*** Data listing ***
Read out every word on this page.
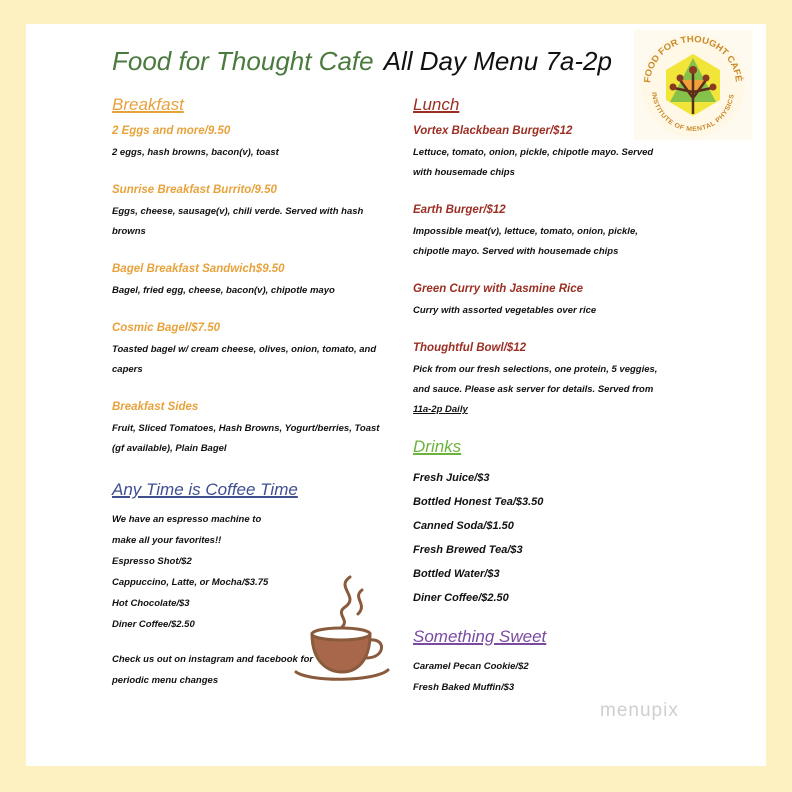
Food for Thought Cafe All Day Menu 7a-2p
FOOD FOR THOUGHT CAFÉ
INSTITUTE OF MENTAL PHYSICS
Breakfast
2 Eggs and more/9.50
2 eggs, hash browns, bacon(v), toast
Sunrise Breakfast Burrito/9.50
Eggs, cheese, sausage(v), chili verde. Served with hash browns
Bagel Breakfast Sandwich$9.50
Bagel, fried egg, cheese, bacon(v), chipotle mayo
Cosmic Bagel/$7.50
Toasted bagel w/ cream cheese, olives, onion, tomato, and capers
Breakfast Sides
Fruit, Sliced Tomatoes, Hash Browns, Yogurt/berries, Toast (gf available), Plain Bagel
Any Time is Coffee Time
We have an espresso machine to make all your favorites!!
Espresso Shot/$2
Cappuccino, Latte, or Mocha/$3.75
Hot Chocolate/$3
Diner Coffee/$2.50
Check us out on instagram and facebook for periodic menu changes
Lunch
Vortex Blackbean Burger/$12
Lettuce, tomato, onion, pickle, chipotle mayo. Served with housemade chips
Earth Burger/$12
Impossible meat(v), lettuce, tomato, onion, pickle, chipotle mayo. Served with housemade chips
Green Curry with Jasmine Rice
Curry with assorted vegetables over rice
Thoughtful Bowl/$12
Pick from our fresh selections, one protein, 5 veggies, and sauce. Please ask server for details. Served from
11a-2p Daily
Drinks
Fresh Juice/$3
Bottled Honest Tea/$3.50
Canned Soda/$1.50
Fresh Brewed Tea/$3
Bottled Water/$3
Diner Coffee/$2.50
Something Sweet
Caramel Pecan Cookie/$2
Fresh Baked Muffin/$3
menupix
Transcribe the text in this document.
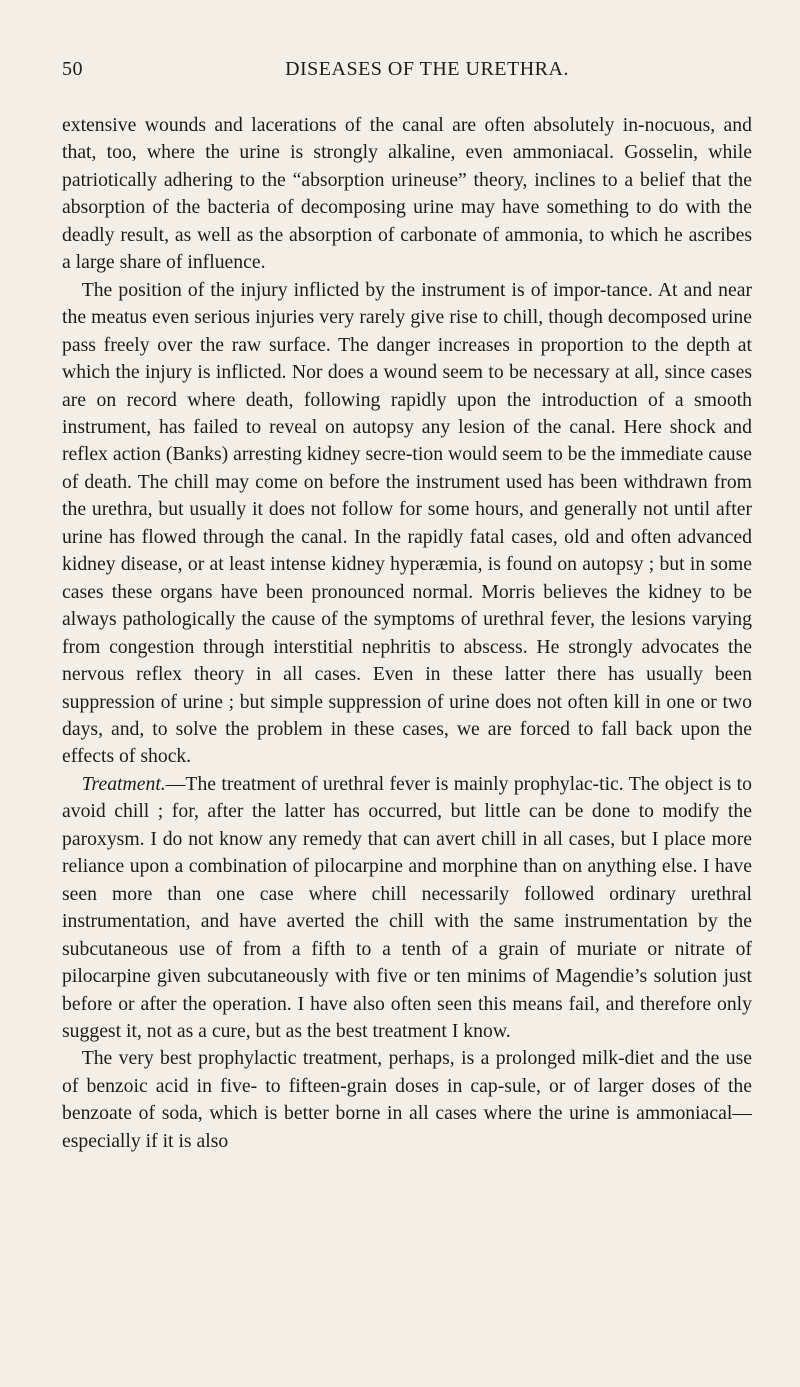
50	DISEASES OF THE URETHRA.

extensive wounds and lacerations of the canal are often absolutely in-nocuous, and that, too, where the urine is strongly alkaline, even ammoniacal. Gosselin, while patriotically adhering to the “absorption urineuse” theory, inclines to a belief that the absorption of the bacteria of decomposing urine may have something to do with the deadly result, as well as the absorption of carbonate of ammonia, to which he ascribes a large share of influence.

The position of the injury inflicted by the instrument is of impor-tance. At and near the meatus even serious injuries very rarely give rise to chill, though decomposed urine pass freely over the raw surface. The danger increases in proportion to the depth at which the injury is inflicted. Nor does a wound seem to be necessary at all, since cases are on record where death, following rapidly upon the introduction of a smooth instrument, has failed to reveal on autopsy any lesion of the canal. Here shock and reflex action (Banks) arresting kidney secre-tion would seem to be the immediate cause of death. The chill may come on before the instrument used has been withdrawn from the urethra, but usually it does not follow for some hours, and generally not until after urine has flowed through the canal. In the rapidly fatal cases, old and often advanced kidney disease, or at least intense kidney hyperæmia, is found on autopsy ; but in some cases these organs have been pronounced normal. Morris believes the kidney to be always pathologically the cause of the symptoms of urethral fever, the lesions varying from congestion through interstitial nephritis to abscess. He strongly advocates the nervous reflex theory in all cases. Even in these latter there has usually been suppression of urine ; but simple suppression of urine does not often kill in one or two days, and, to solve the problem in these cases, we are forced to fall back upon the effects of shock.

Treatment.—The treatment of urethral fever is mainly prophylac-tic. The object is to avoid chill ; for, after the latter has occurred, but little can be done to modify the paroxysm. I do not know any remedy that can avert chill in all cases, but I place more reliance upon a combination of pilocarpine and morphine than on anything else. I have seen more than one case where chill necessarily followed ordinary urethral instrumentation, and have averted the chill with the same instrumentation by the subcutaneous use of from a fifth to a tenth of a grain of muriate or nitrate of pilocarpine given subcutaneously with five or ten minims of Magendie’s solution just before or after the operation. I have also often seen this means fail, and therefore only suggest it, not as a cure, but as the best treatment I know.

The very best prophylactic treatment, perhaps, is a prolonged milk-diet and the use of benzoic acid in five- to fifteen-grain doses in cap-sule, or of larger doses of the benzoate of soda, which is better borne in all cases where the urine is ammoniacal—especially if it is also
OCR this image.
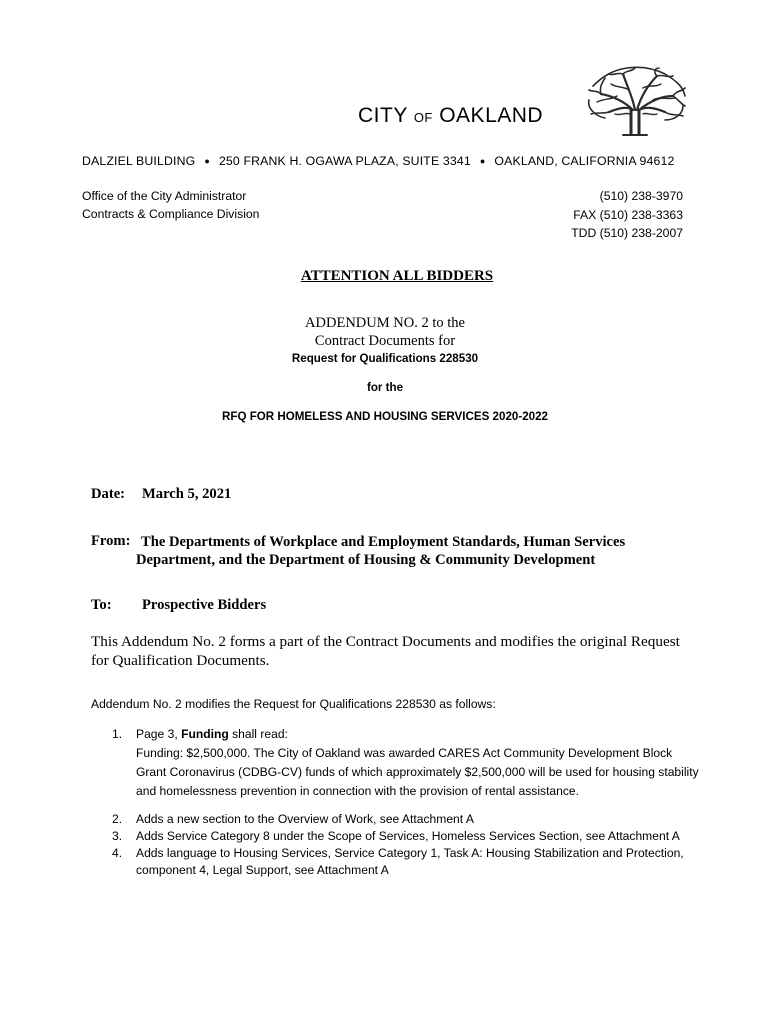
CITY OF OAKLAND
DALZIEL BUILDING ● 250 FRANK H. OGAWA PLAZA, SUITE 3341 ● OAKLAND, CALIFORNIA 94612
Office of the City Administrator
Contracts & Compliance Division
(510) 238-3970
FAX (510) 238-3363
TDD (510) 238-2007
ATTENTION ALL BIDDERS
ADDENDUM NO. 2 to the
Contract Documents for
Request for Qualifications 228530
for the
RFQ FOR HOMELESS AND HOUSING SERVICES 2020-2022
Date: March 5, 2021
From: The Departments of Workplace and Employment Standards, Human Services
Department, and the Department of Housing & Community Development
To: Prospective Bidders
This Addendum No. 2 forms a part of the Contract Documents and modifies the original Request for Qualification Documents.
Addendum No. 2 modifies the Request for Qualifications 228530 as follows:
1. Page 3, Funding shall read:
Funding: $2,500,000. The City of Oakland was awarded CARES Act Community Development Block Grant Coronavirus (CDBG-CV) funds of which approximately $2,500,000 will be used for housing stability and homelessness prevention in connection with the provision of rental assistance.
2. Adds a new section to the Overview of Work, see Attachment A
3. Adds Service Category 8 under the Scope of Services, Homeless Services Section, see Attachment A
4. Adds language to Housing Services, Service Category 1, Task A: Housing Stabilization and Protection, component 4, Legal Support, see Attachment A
*** End of Data listing ***
Each line above that contains the word "Curry" should be counted, and only the total given.

2